Directions:
Omit the images, then output each of the records below exactly.

[start Records to process]

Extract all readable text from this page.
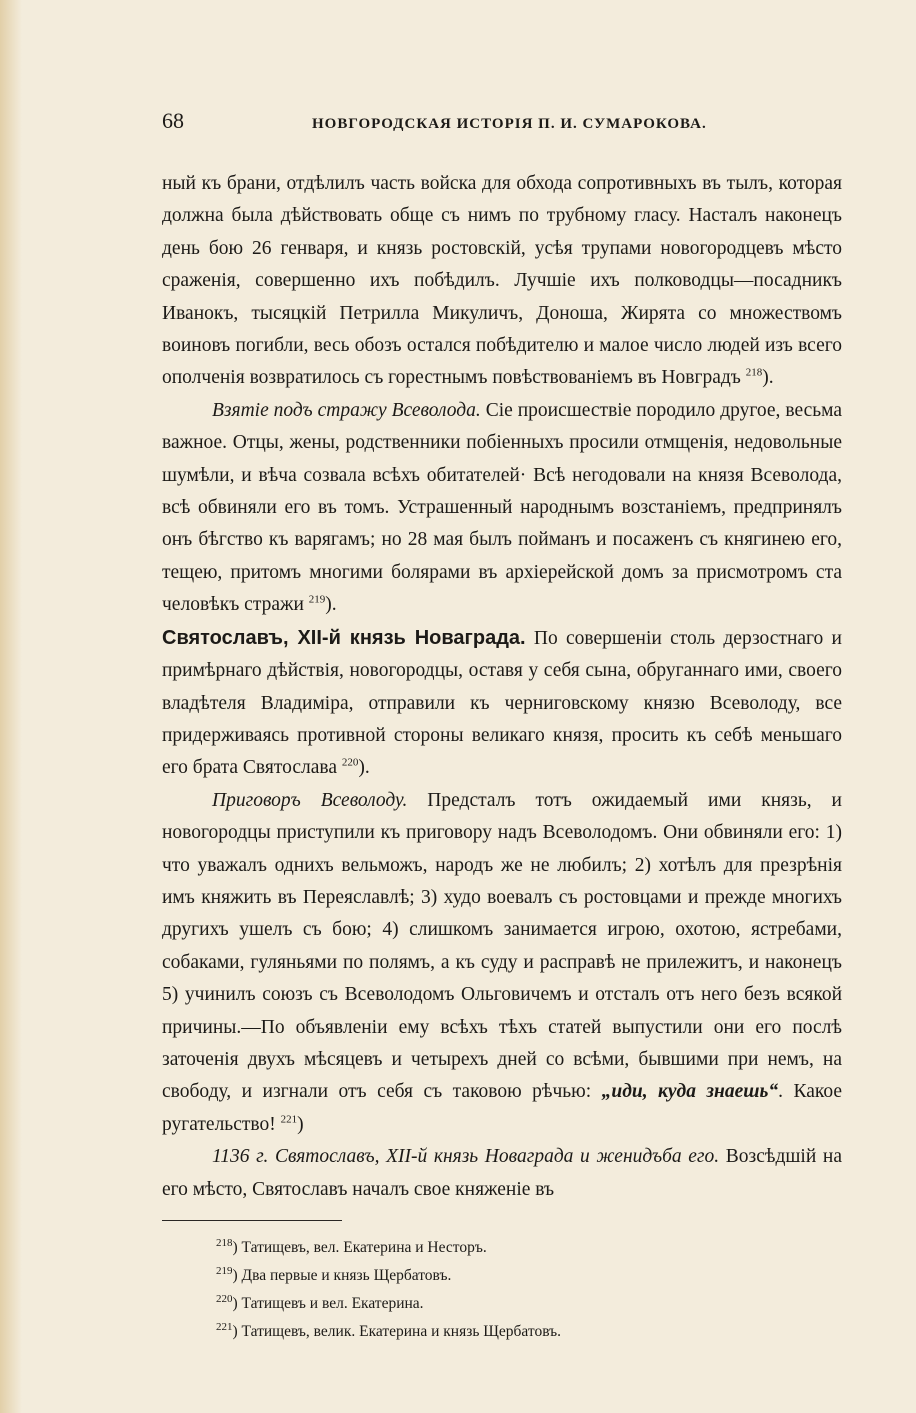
68	НОВГОРОДСКАЯ ИСТОРІЯ П. И. СУМАРОКОВА.

ный къ брани, отдѣлилъ часть войска для обхода сопротивныхъ въ тылъ, которая должна была дѣйствовать обще съ нимъ по трубному гласу. Насталъ наконецъ день бою 26 генваря, и князь ростовскій, усѣя трупами новогородцевъ мѣсто сраженія, совершенно ихъ побѣдилъ. Лучшіе ихъ полководцы—посадникъ Иванокъ, тысяцкій Петрилла Микуличъ, Доноша, Жирята со множествомъ воиновъ погибли, весь обозъ остался побѣдителю и малое число людей изъ всего ополченія возвратилось съ горестнымъ повѣствованіемъ въ Новградъ $^{218}$).

Взятіе подъ стражу Всеволода. Сіе происшествіе породило другое, весьма важное. Отцы, жены, родственники побіенныхъ просили отмщенія, недовольные шумѣли, и вѣча созвала всѣхъ обитателей· Всѣ негодовали на князя Всеволода, всѣ обвиняли его въ томъ. Устрашенный народнымъ возстаніемъ, предпринялъ онъ бѣгство къ варягамъ; но 28 мая былъ пойманъ и посаженъ съ княгинею его, тещею, притомъ многими болярами въ архіерейской домъ за присмотромъ ста человѣкъ стражи $^{219}$).

Святославъ, XII-й князь Новаграда. По совершеніи столь дерзостнаго и примѣрнаго дѣйствія, новогородцы, оставя у себя сына, обруганнаго ими, своего владѣтеля Владиміра, отправили къ черниговскому князю Всеволоду, все придерживаясь противной стороны великаго князя, просить къ себѣ меньшаго его брата Святослава $^{220}$).

Приговоръ Всеволоду. Предсталъ тотъ ожидаемый ими князь, и новогородцы приступили къ приговору надъ Всеволодомъ. Они обвиняли его: 1) что уважалъ однихъ вельможъ, народъ же не любилъ; 2) хотѣлъ для презрѣнія имъ княжить въ Переяславлѣ; 3) худо воевалъ съ ростовцами и прежде многихъ другихъ ушелъ съ бою; 4) слишкомъ занимается игрою, охотою, ястребами, собаками, гуляньями по полямъ, а къ суду и расправѣ не прилежитъ, и наконецъ 5) учинилъ союзъ съ Всеволодомъ Ольговичемъ и отсталъ отъ него безъ всякой причины.—По объявленіи ему всѣхъ тѣхъ статей выпустили они его послѣ заточенія двухъ мѣсяцевъ и четырехъ дней со всѣми, бывшими при немъ, на свободу, и изгнали отъ себя съ таковою рѣчью: „иди, куда знаешь“. Какое ругательство! $^{221}$)

1136 г. Святославъ, XII-й князь Новаграда и женидъба его. Возсѣдшій на его мѣсто, Святославъ началъ свое княженіе въ

$^{218}$) Татищевъ, вел. Екатерина и Несторъ.
$^{219}$) Два первые и князь Щербатовъ.
$^{220}$) Татищевъ и вел. Екатерина.
$^{221}$) Татищевъ, велик. Екатерина и князь Щербатовъ.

[end Records to process]

Answer to this task:
Extract all readable text from this page.
68	НОВГОРОДСКАЯ ИСТОРІЯ П. И. СУМАРОКОВА.

ный къ брани, отдѣлилъ часть войска для обхода сопротивныхъ въ тылъ, которая должна была дѣйствовать обще съ нимъ по трубному гласу. Насталъ наконецъ день бою 26 генваря, и князь ростовскій, усѣя трупами новогородцевъ мѣсто сраженія, совершенно ихъ побѣдилъ. Лучшіе ихъ полководцы—посадникъ Иванокъ, тысяцкій Петрилла Микуличъ, Доноша, Жирята со множествомъ воиновъ погибли, весь обозъ остался побѣдителю и малое число людей изъ всего ополченія возвратилось съ горестнымъ повѣствованіемъ въ Новградъ $^{218}$).

Взятіе подъ стражу Всеволода. Сіе происшествіе породило другое, весьма важное. Отцы, жены, родственники побіенныхъ просили отмщенія, недовольные шумѣли, и вѣча созвала всѣхъ обитателей· Всѣ негодовали на князя Всеволода, всѣ обвиняли его въ томъ. Устрашенный народнымъ возстаніемъ, предпринялъ онъ бѣгство къ варягамъ; но 28 мая былъ пойманъ и посаженъ съ княгинею его, тещею, притомъ многими болярами въ архіерейской домъ за присмотромъ ста человѣкъ стражи $^{219}$).

Святославъ, XII-й князь Новаграда. По совершеніи столь дерзостнаго и примѣрнаго дѣйствія, новогородцы, оставя у себя сына, обруганнаго ими, своего владѣтеля Владиміра, отправили къ черниговскому князю Всеволоду, все придерживаясь противной стороны великаго князя, просить къ себѣ меньшаго его брата Святослава $^{220}$).

Приговоръ Всеволоду. Предсталъ тотъ ожидаемый ими князь, и новогородцы приступили къ приговору надъ Всеволодомъ. Они обвиняли его: 1) что уважалъ однихъ вельможъ, народъ же не любилъ; 2) хотѣлъ для презрѣнія имъ княжить въ Переяславлѣ; 3) худо воевалъ съ ростовцами и прежде многихъ другихъ ушелъ съ бою; 4) слишкомъ занимается игрою, охотою, ястребами, собаками, гуляньями по полямъ, а къ суду и расправѣ не прилежитъ, и наконецъ 5) учинилъ союзъ съ Всеволодомъ Ольговичемъ и отсталъ отъ него безъ всякой причины.—По объявленіи ему всѣхъ тѣхъ статей выпустили они его послѣ заточенія двухъ мѣсяцевъ и четырехъ дней со всѣми, бывшими при немъ, на свободу, и изгнали отъ себя съ таковою рѣчью: „иди, куда знаешь“. Какое ругательство! $^{221}$)

1136 г. Святославъ, XII-й князь Новаграда и женидъба его. Возсѣдшій на его мѣсто, Святославъ началъ свое княженіе въ

$^{218}$) Татищевъ, вел. Екатерина и Несторъ.
$^{219}$) Два первые и князь Щербатовъ.
$^{220}$) Татищевъ и вел. Екатерина.
$^{221}$) Татищевъ, велик. Екатерина и князь Щербатовъ.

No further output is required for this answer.